Search the material below for the string "课程内容" and list each line that holds it.
>>>>
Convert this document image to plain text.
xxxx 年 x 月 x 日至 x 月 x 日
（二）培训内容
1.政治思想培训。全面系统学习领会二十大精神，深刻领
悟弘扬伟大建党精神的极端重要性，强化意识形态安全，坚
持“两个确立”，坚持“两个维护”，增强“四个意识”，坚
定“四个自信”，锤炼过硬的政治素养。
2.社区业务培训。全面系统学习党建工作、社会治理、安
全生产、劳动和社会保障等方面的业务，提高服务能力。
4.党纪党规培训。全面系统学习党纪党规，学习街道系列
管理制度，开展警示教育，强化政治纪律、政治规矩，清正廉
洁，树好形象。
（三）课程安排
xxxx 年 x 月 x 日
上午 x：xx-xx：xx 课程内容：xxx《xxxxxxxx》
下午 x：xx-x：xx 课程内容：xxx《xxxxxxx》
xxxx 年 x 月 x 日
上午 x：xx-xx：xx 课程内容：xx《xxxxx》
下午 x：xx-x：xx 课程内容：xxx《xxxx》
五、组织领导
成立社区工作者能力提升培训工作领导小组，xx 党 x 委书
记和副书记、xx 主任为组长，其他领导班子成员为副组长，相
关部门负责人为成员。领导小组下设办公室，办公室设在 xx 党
<<<<
» Correct answer
上午 x：xx-xx：xx 课程内容：xxx《xxxxxxxx》
下午 x：xx-x：xx 课程内容：xxx《xxxxxxx》
上午 x：xx-xx：xx 课程内容：xx《xxxxx》
下午 x：xx-x：xx 课程内容：xxx《xxxx》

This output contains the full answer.